begin RAW RECORDS

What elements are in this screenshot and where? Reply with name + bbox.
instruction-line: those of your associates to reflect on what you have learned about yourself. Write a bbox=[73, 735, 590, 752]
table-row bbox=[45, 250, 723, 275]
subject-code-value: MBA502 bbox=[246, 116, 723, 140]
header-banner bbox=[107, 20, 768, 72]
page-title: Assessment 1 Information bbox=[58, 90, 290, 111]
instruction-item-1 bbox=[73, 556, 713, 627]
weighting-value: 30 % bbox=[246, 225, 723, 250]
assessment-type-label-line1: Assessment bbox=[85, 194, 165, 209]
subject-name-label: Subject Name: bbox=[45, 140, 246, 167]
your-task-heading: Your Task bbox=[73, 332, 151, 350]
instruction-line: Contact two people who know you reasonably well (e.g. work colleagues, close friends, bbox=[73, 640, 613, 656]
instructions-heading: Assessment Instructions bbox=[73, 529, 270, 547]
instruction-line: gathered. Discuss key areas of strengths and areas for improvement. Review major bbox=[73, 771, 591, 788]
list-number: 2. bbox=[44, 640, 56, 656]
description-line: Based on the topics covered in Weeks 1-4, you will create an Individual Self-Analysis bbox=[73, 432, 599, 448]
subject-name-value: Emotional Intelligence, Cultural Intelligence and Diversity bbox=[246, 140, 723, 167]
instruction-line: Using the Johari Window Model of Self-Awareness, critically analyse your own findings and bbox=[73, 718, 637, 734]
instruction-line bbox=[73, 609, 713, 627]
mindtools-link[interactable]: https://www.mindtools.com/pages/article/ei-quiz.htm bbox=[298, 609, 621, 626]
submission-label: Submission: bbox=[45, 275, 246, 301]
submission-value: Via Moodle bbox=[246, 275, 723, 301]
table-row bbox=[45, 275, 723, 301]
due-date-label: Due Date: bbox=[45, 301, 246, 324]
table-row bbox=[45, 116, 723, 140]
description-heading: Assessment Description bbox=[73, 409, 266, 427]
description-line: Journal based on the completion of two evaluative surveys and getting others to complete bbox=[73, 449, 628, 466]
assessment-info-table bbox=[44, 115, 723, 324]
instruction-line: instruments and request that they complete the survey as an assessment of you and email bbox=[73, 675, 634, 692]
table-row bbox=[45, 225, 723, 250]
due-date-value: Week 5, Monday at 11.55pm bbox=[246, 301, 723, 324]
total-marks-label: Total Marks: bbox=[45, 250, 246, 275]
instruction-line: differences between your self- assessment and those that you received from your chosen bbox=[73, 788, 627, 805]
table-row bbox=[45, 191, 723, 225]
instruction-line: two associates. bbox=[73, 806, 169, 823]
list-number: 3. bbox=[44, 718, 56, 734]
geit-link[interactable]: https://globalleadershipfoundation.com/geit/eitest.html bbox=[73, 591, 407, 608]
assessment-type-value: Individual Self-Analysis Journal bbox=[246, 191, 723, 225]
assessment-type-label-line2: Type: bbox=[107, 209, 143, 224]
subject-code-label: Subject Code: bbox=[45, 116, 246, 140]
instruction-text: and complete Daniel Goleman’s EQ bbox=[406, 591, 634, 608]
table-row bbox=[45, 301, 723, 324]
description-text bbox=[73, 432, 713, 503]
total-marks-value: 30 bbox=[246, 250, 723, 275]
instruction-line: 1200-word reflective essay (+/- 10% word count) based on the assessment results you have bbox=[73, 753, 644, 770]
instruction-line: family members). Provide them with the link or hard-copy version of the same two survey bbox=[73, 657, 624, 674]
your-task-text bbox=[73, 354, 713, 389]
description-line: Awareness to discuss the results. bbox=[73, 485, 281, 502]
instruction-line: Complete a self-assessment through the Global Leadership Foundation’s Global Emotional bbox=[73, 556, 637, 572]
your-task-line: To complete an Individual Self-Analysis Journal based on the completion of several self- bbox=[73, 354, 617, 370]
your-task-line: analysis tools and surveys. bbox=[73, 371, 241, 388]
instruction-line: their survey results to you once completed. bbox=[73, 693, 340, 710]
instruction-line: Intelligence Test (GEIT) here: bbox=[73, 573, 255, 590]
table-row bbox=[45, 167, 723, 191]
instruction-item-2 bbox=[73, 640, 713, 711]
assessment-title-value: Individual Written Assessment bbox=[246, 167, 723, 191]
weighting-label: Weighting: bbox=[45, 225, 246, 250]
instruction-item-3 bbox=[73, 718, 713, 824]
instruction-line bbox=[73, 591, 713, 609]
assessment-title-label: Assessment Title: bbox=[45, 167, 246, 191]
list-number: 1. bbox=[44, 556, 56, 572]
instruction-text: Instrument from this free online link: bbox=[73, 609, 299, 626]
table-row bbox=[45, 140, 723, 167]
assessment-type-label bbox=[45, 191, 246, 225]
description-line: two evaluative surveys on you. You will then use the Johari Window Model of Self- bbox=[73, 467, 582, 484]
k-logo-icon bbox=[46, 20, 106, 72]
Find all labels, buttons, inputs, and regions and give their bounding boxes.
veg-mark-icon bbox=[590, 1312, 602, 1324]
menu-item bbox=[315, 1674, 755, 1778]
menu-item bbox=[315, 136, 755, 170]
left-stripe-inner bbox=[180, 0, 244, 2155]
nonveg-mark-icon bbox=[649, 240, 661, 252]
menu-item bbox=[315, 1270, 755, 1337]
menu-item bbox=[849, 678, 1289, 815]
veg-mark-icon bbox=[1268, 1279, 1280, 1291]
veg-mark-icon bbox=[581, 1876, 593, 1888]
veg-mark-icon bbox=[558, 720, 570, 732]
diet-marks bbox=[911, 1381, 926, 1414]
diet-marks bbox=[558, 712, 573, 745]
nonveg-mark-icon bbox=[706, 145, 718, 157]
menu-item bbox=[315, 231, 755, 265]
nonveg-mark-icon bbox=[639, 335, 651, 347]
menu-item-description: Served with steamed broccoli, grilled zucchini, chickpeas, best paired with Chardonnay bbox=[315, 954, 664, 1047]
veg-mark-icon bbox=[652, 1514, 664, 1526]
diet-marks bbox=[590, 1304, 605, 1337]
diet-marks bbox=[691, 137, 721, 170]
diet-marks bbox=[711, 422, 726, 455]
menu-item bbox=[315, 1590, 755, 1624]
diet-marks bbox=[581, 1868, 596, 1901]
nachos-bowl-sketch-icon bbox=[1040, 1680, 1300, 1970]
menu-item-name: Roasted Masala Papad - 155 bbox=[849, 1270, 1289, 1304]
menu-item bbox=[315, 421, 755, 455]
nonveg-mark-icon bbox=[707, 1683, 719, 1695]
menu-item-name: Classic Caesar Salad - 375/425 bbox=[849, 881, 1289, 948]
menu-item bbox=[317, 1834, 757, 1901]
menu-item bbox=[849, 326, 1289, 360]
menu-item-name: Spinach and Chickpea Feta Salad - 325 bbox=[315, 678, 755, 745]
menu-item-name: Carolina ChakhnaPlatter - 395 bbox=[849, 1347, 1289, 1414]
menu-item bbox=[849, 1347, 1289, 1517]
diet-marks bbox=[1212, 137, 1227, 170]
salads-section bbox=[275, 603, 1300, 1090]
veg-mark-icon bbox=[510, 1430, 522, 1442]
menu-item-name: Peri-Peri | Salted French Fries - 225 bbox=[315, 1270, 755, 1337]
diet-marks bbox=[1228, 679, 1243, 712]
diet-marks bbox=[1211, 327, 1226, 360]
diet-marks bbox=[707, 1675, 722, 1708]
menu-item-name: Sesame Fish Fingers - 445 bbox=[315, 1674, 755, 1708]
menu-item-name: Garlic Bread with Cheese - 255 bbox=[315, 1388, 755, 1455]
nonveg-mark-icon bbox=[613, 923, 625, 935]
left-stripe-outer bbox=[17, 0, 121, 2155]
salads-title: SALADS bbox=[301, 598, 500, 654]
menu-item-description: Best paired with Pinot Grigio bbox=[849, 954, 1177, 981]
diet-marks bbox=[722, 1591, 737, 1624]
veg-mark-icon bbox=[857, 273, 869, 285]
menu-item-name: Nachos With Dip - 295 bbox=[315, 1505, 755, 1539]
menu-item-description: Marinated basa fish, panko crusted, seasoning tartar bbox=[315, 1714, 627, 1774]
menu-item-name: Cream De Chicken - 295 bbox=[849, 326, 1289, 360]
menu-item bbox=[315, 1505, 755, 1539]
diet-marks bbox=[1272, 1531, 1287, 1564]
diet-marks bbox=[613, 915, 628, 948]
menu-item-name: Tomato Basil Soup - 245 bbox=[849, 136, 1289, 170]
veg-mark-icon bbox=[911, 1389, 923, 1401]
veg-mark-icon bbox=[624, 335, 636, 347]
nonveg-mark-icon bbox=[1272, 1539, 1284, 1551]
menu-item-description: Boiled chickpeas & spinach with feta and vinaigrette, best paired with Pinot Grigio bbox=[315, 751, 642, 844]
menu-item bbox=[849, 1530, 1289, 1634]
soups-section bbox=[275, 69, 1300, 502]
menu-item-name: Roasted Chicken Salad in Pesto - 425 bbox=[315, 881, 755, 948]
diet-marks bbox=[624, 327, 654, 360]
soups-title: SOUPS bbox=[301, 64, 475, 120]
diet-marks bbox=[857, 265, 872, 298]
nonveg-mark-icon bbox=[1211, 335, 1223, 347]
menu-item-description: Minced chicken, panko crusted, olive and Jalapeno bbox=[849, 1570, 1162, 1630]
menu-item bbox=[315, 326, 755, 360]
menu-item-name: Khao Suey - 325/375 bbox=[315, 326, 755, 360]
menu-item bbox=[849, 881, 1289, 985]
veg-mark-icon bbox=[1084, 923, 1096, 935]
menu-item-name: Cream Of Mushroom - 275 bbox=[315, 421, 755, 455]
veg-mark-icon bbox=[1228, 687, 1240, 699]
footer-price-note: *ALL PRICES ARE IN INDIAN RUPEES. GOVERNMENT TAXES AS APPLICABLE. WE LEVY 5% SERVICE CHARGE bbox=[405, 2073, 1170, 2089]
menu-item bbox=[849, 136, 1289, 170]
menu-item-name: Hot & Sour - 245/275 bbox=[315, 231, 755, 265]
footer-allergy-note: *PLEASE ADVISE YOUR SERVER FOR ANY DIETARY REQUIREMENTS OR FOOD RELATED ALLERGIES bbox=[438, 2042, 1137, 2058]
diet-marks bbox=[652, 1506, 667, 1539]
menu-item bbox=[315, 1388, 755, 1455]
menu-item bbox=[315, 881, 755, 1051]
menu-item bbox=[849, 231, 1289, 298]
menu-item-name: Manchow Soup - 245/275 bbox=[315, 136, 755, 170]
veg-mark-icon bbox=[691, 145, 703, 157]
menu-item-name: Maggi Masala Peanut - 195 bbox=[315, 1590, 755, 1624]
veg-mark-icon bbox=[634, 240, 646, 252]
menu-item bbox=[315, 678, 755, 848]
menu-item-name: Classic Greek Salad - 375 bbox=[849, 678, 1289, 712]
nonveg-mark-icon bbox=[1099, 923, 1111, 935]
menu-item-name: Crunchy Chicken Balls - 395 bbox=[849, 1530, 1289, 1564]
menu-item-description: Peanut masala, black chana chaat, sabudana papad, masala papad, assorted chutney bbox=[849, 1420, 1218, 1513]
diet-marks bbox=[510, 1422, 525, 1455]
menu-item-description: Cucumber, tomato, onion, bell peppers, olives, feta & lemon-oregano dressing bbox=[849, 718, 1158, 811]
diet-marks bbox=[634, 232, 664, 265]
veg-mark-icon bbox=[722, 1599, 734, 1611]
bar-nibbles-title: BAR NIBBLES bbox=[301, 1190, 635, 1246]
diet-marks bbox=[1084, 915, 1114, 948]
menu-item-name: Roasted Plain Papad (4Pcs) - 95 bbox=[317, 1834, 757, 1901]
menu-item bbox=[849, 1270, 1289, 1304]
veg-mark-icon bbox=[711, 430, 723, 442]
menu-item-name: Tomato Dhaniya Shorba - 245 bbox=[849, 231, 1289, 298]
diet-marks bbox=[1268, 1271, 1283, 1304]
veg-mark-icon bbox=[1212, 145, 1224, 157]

end RAW RECORDS

WHAT THE TASK ASKS
Return every line from the rows above that contains the string "Awareness".

OUTPUT BELOW
instruction-line: Using the Johari Window Model of Self-Awareness, critically analyse your own findings and bbox=[73, 718, 637, 734]
description-line: Awareness to discuss the results. bbox=[73, 485, 281, 502]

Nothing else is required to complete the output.